• EXERCISE DIRECTIONS: Write out the passage of the Peeping Tom review below, word for word, from "Watching films is" to "in its prologue.".

----- SELECTED TEXT

Historically, PEEPING TOM is a presciently sympathetic take on sexual perversity that totally torpedoed Michael Powell’s career, thanks to islanders’ true-blue insularity, but has earned its overdue cachet through years when it reaches a wider audience around the globe, partially because its then-controversial topic now can be liberally appreciated as an incisive meta-reflection of cinema itself.

Watching films is a de facto act of voyeurism, albeit a passive one, a prerequisite a spectator might subliminally intend to overlook when its more overtly entertaining value is in full swing,and in PEEPING TOM, Powell, drawing on Leo Marks deviant if dumbed-down script, formulates a lurid mise-en-scène of a fear-collector-turned-murderer young cinematographer Mark Lewis (Böhm, of SISSI trilogy fame), who is (sexually) obsessed with mortal fear engendered by his female victims when their last breaths begin to dawn on them, and he films their last moments and savors them in his solitary dark room. Also,he has a unique way to magnify their terror, which Powell tactfully reveals in the climax, as an answer to the film’s innovative killer’s viewfinder’s POV in its prologue.

Albeit its slasher (avant la lettre) template (suspense and horror is downplayed in favor of a manner of poised characterization), PEEPING TOM looks directly into the psychological cause of Mark’s perversity, a child guinea-pig of his senseless scientist father, grows up in a disturbed, recorded and wired environment that substantially alters his perception and psyche. Critically, by dint of Böhm’s taciturn, sensitive and inner-struggling performance, Powell pegs Mark as both a victimizer and a victim, an approach doesn’t fall in line with moral rigidity but sequentially humanizes our monster, particularly, by pairing him with a guileless if somewhat cheeky girl-next-door Helen Stephens (a feisty Massey, holds our attention in her brilliant reaction shots when the crunch demands), to whom he might have a slender chance of a normal relationship if he can suppress his morbid proclivity (at one point, she even successfully persuades him to have a date with her without his phantom limb, the 16mm movie camera), yet that faint, precious chink of warmth is inevitably diminished after his another wanton surge, he has no alternative but to exact his final act to seal his preordained seal, and simultaneously, sate his persisting fixation.

----------
----- DATA EXTRACT

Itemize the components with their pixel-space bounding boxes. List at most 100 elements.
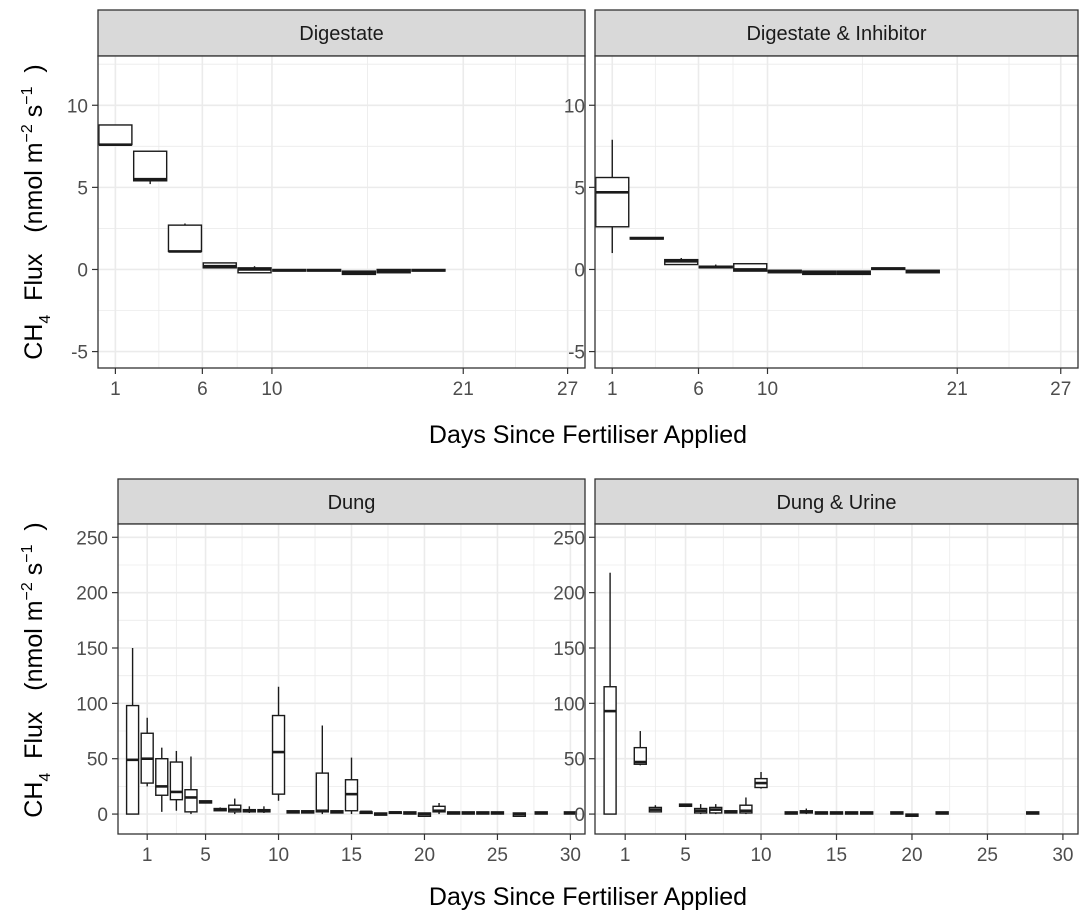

----------

• SOLUTION TO THIS EXERCISE:
Watching films is a de facto act of voyeurism, albeit a passive one, a prerequisite a spectator might subliminally intend to overlook when its more overtly entertaining value is in full swing,and in PEEPING TOM, Powell, drawing on Leo Marks deviant if dumbed-down script, formulates a lurid mise-en-scène of a fear-collector-turned-murderer young cinematographer Mark Lewis (Böhm, of SISSI trilogy fame), who is (sexually) obsessed with mortal fear engendered by his female victims when their last breaths begin to dawn on them, and he films their last moments and savors them in his solitary dark room. Also,he has a unique way to magnify their terror, which Powell tactfully reveals in the climax, as an answer to the film’s innovative killer’s viewfinder’s POV in its prologue.